▶ **Goal**
Write out every entry exactly as given, but omit the pictures.

A block of data:
******

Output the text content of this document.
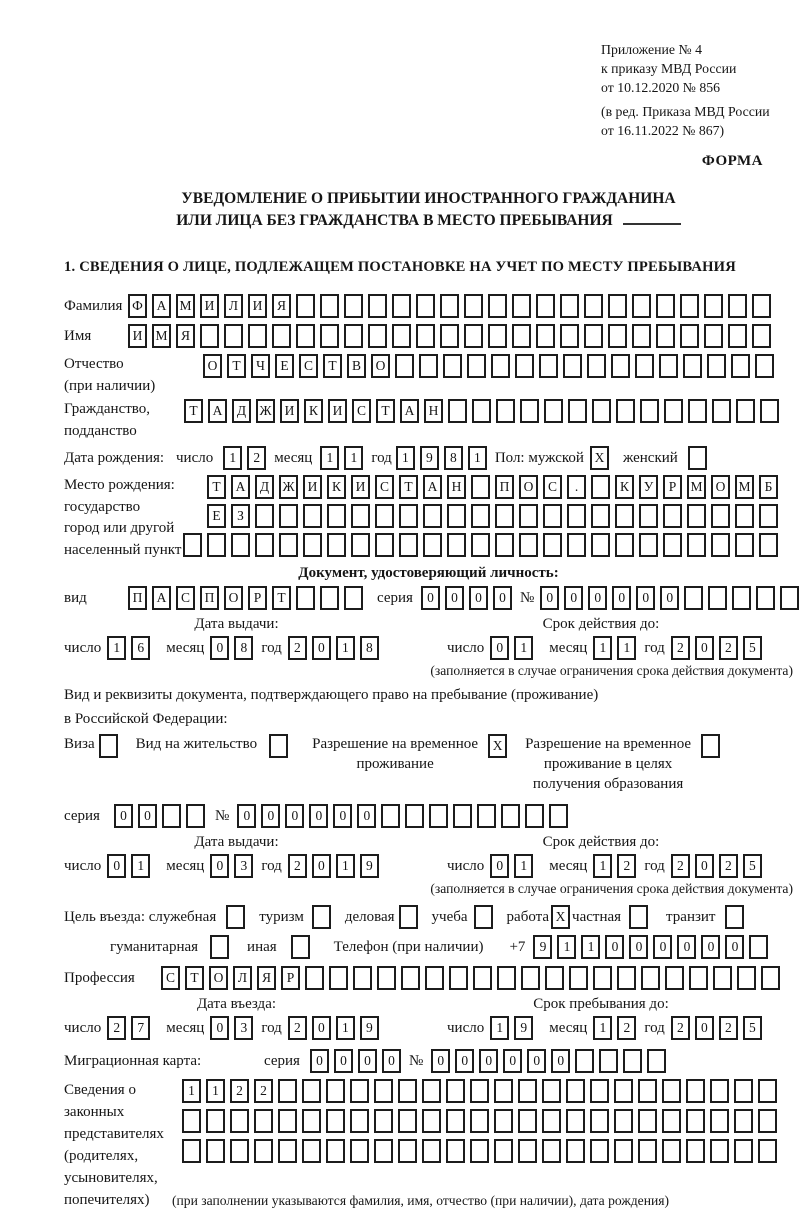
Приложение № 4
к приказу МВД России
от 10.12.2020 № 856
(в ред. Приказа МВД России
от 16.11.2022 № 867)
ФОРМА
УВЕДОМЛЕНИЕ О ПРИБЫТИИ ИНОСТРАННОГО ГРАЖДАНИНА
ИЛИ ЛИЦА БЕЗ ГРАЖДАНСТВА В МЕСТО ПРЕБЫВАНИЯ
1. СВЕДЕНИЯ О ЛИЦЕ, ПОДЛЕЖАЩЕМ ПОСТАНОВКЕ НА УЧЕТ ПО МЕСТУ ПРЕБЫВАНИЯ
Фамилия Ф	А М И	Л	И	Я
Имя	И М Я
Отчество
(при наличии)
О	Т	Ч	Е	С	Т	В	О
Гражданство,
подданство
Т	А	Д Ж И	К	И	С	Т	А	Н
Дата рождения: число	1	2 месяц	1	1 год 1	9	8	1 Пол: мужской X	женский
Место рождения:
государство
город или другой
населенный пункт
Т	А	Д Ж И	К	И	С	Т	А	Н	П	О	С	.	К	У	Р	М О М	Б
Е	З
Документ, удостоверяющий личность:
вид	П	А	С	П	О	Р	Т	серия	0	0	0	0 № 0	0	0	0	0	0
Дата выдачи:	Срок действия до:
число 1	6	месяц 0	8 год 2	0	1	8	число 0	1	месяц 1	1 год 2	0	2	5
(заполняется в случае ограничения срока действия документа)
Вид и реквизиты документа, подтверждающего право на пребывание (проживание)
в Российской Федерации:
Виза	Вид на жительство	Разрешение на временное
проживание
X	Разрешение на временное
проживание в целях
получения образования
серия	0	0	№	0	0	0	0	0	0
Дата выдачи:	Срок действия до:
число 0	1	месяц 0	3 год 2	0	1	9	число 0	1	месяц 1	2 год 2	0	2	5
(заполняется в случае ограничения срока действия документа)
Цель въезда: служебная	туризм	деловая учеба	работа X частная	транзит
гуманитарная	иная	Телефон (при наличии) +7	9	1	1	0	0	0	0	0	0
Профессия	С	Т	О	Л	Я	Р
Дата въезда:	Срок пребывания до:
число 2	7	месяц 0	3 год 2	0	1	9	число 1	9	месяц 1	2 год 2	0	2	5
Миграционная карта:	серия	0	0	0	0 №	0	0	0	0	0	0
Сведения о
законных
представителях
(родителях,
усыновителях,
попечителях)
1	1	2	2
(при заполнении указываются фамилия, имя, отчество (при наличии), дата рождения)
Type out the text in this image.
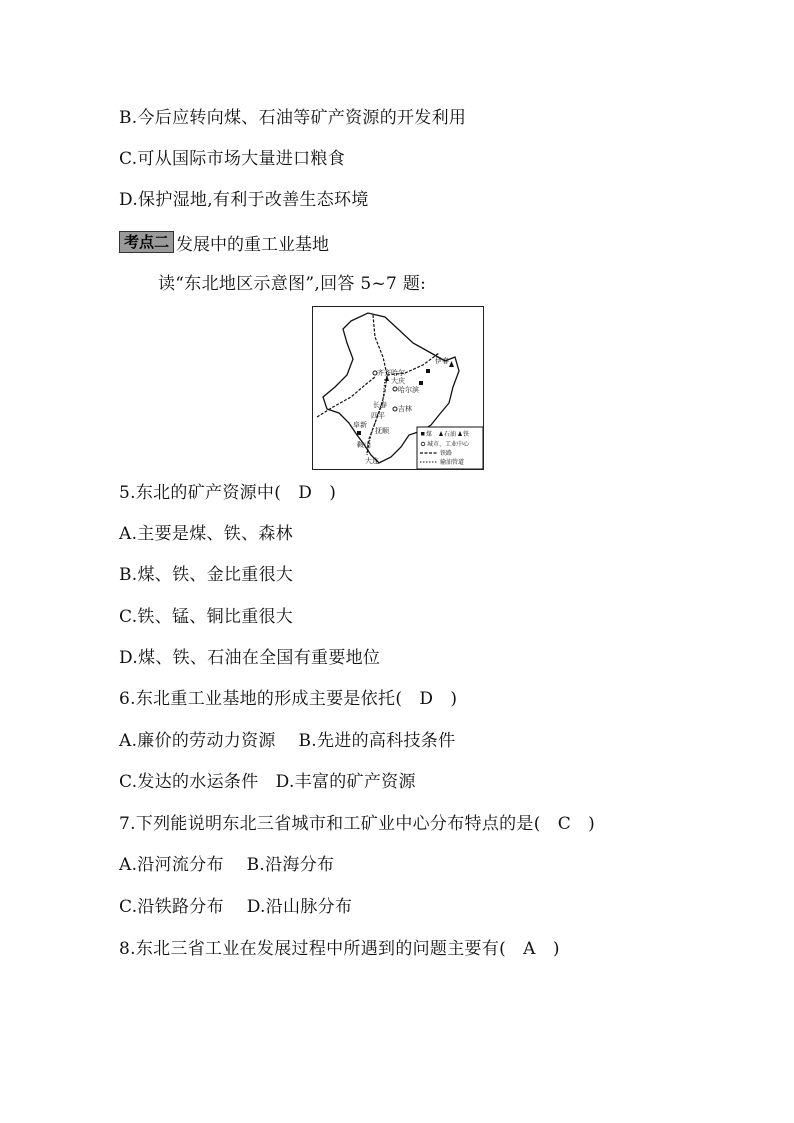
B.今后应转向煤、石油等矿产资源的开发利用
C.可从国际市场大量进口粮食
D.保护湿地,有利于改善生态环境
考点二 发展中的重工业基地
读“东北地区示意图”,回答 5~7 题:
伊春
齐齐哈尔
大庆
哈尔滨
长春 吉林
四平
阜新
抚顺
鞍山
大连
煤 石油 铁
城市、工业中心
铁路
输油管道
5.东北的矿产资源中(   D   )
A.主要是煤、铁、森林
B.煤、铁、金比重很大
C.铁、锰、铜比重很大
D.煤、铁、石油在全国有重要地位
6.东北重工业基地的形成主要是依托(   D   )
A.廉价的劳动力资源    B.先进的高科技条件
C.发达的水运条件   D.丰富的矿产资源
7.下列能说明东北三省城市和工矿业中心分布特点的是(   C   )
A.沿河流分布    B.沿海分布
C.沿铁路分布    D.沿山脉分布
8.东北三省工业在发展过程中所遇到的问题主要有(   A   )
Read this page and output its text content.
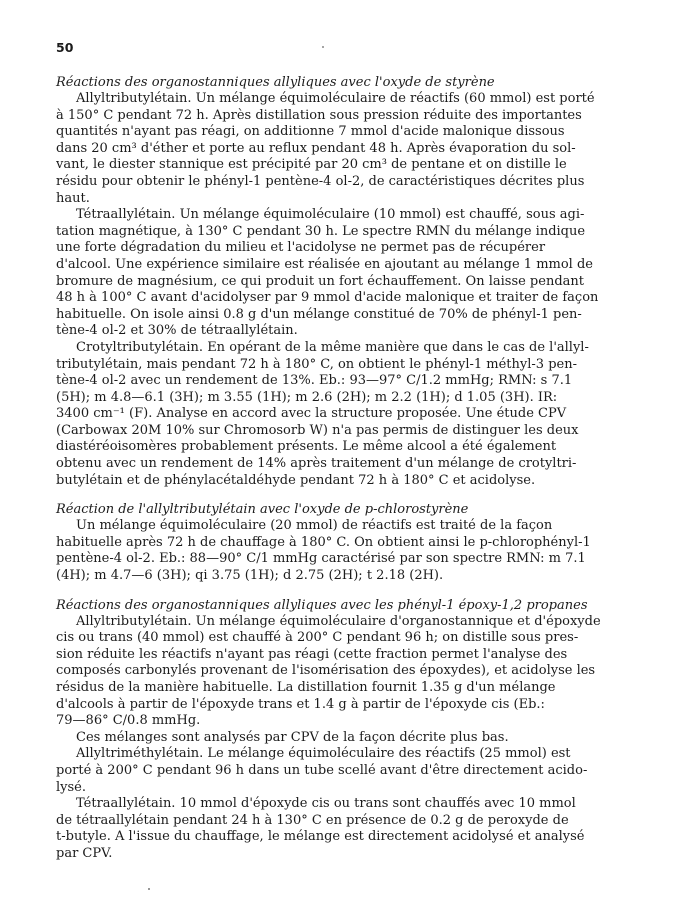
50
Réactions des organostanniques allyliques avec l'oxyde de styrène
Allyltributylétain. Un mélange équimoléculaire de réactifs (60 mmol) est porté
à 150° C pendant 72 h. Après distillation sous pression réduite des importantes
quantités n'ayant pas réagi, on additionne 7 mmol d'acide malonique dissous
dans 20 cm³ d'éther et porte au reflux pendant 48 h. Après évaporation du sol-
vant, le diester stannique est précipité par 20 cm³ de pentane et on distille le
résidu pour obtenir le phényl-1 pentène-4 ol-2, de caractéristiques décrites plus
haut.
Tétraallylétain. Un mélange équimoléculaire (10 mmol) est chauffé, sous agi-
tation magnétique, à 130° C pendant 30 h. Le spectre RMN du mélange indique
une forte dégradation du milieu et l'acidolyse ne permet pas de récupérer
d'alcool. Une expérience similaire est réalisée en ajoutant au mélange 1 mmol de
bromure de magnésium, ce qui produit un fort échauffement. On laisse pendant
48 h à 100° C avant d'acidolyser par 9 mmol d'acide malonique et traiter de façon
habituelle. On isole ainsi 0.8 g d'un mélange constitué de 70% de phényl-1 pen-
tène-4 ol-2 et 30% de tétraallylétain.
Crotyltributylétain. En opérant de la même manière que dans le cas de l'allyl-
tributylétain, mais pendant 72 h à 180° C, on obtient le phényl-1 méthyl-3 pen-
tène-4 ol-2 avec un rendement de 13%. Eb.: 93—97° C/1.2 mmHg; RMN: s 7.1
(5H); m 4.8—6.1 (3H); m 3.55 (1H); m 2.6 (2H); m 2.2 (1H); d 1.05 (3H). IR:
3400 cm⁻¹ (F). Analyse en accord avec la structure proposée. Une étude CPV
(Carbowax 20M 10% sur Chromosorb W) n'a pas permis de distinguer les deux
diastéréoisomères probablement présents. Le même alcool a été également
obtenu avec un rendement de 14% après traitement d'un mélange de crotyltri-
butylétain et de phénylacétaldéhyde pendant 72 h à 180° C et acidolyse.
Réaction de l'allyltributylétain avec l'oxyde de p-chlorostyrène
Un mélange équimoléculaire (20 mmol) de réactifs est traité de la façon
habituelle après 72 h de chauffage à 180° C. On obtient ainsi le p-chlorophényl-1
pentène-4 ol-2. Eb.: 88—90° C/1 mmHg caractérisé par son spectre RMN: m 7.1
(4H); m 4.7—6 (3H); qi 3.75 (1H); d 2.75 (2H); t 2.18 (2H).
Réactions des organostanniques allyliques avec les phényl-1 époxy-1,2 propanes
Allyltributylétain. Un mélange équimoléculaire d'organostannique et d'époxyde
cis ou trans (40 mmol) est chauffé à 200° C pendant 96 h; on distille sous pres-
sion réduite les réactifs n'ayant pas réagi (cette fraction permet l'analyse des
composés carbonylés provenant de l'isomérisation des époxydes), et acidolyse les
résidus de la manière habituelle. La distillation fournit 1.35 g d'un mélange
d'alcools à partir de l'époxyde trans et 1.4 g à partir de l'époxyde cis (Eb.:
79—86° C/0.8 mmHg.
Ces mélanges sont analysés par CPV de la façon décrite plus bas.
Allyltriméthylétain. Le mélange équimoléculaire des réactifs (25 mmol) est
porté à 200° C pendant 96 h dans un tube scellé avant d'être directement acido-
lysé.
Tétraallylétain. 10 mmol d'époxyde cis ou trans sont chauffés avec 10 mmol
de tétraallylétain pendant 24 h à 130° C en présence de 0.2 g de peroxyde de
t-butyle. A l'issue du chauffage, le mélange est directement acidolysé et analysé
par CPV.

******

▶ **Answer to this task**
Output the text content of this document.
Приложение № 4
к приказу МВД России
от 10.12.2020 № 856
(в ред. Приказа МВД России
от 16.11.2022 № 867)
ФОРМА
УВЕДОМЛЕНИЕ О ПРИБЫТИИ ИНОСТРАННОГО ГРАЖДАНИНА
ИЛИ ЛИЦА БЕЗ ГРАЖДАНСТВА В МЕСТО ПРЕБЫВАНИЯ
1. СВЕДЕНИЯ О ЛИЦЕ, ПОДЛЕЖАЩЕМ ПОСТАНОВКЕ НА УЧЕТ ПО МЕСТУ ПРЕБЫВАНИЯ
Фамилия Ф	А М И	Л	И	Я
Имя	И М Я
Отчество
(при наличии)
О	Т	Ч	Е	С	Т	В	О
Гражданство,
подданство
Т	А	Д Ж И	К	И	С	Т	А	Н
Дата рождения: число	1	2 месяц	1	1 год 1	9	8	1 Пол: мужской X	женский
Место рождения:
государство
город или другой
населенный пункт
Т	А	Д Ж И	К	И	С	Т	А	Н	П	О	С	.	К	У	Р	М О М	Б
Е	З
Документ, удостоверяющий личность:
вид	П	А	С	П	О	Р	Т	серия	0	0	0	0 № 0	0	0	0	0	0
Дата выдачи:	Срок действия до:
число 1	6	месяц 0	8 год 2	0	1	8	число 0	1	месяц 1	1 год 2	0	2	5
(заполняется в случае ограничения срока действия документа)
Вид и реквизиты документа, подтверждающего право на пребывание (проживание)
в Российской Федерации:
Виза	Вид на жительство	Разрешение на временное
проживание
X	Разрешение на временное
проживание в целях
получения образования
серия	0	0	№	0	0	0	0	0	0
Дата выдачи:	Срок действия до:
число 0	1	месяц 0	3 год 2	0	1	9	число 0	1	месяц 1	2 год 2	0	2	5
(заполняется в случае ограничения срока действия документа)
Цель въезда: служебная	туризм	деловая учеба	работа X частная	транзит
гуманитарная	иная	Телефон (при наличии) +7	9	1	1	0	0	0	0	0	0
Профессия	С	Т	О	Л	Я	Р
Дата въезда:	Срок пребывания до:
число 2	7	месяц 0	3 год 2	0	1	9	число 1	9	месяц 1	2 год 2	0	2	5
Миграционная карта:	серия	0	0	0	0 №	0	0	0	0	0	0
Сведения о
законных
представителях
(родителях,
усыновителях,
попечителях)
1	1	2	2
(при заполнении указываются фамилия, имя, отчество (при наличии), дата рождения)
Type out the text in this image.
B.今后应转向煤、石油等矿产资源的开发利用
C.可从国际市场大量进口粮食
D.保护湿地,有利于改善生态环境
考点二 发展中的重工业基地
读“东北地区示意图”,回答 5~7 题:
伊春
齐齐哈尔
大庆
哈尔滨
长春 吉林
四平
阜新
抚顺
鞍山
大连
煤 石油 铁
城市、工业中心
铁路
输油管道
5.东北的矿产资源中(   D   )
A.主要是煤、铁、森林
B.煤、铁、金比重很大
C.铁、锰、铜比重很大
D.煤、铁、石油在全国有重要地位
6.东北重工业基地的形成主要是依托(   D   )
A.廉价的劳动力资源    B.先进的高科技条件
C.发达的水运条件   D.丰富的矿产资源
7.下列能说明东北三省城市和工矿业中心分布特点的是(   C   )
A.沿河流分布    B.沿海分布
C.沿铁路分布    D.沿山脉分布
8.东北三省工业在发展过程中所遇到的问题主要有(   A   )
Read this page and output its text content.
50
Réactions des organostanniques allyliques avec l'oxyde de styrène
Allyltributylétain. Un mélange équimoléculaire de réactifs (60 mmol) est porté
à 150° C pendant 72 h. Après distillation sous pression réduite des importantes
quantités n'ayant pas réagi, on additionne 7 mmol d'acide malonique dissous
dans 20 cm³ d'éther et porte au reflux pendant 48 h. Après évaporation du sol-
vant, le diester stannique est précipité par 20 cm³ de pentane et on distille le
résidu pour obtenir le phényl-1 pentène-4 ol-2, de caractéristiques décrites plus
haut.
Tétraallylétain. Un mélange équimoléculaire (10 mmol) est chauffé, sous agi-
tation magnétique, à 130° C pendant 30 h. Le spectre RMN du mélange indique
une forte dégradation du milieu et l'acidolyse ne permet pas de récupérer
d'alcool. Une expérience similaire est réalisée en ajoutant au mélange 1 mmol de
bromure de magnésium, ce qui produit un fort échauffement. On laisse pendant
48 h à 100° C avant d'acidolyser par 9 mmol d'acide malonique et traiter de façon
habituelle. On isole ainsi 0.8 g d'un mélange constitué de 70% de phényl-1 pen-
tène-4 ol-2 et 30% de tétraallylétain.
Crotyltributylétain. En opérant de la même manière que dans le cas de l'allyl-
tributylétain, mais pendant 72 h à 180° C, on obtient le phényl-1 méthyl-3 pen-
tène-4 ol-2 avec un rendement de 13%. Eb.: 93—97° C/1.2 mmHg; RMN: s 7.1
(5H); m 4.8—6.1 (3H); m 3.55 (1H); m 2.6 (2H); m 2.2 (1H); d 1.05 (3H). IR:
3400 cm⁻¹ (F). Analyse en accord avec la structure proposée. Une étude CPV
(Carbowax 20M 10% sur Chromosorb W) n'a pas permis de distinguer les deux
diastéréoisomères probablement présents. Le même alcool a été également
obtenu avec un rendement de 14% après traitement d'un mélange de crotyltri-
butylétain et de phénylacétaldéhyde pendant 72 h à 180° C et acidolyse.
Réaction de l'allyltributylétain avec l'oxyde de p-chlorostyrène
Un mélange équimoléculaire (20 mmol) de réactifs est traité de la façon
habituelle après 72 h de chauffage à 180° C. On obtient ainsi le p-chlorophényl-1
pentène-4 ol-2. Eb.: 88—90° C/1 mmHg caractérisé par son spectre RMN: m 7.1
(4H); m 4.7—6 (3H); qi 3.75 (1H); d 2.75 (2H); t 2.18 (2H).
Réactions des organostanniques allyliques avec les phényl-1 époxy-1,2 propanes
Allyltributylétain. Un mélange équimoléculaire d'organostannique et d'époxyde
cis ou trans (40 mmol) est chauffé à 200° C pendant 96 h; on distille sous pres-
sion réduite les réactifs n'ayant pas réagi (cette fraction permet l'analyse des
composés carbonylés provenant de l'isomérisation des époxydes), et acidolyse les
résidus de la manière habituelle. La distillation fournit 1.35 g d'un mélange
d'alcools à partir de l'époxyde trans et 1.4 g à partir de l'époxyde cis (Eb.:
79—86° C/0.8 mmHg.
Ces mélanges sont analysés par CPV de la façon décrite plus bas.
Allyltriméthylétain. Le mélange équimoléculaire des réactifs (25 mmol) est
porté à 200° C pendant 96 h dans un tube scellé avant d'être directement acido-
lysé.
Tétraallylétain. 10 mmol d'époxyde cis ou trans sont chauffés avec 10 mmol
de tétraallylétain pendant 24 h à 130° C en présence de 0.2 g de peroxyde de
t-butyle. A l'issue du chauffage, le mélange est directement acidolysé et analysé
par CPV.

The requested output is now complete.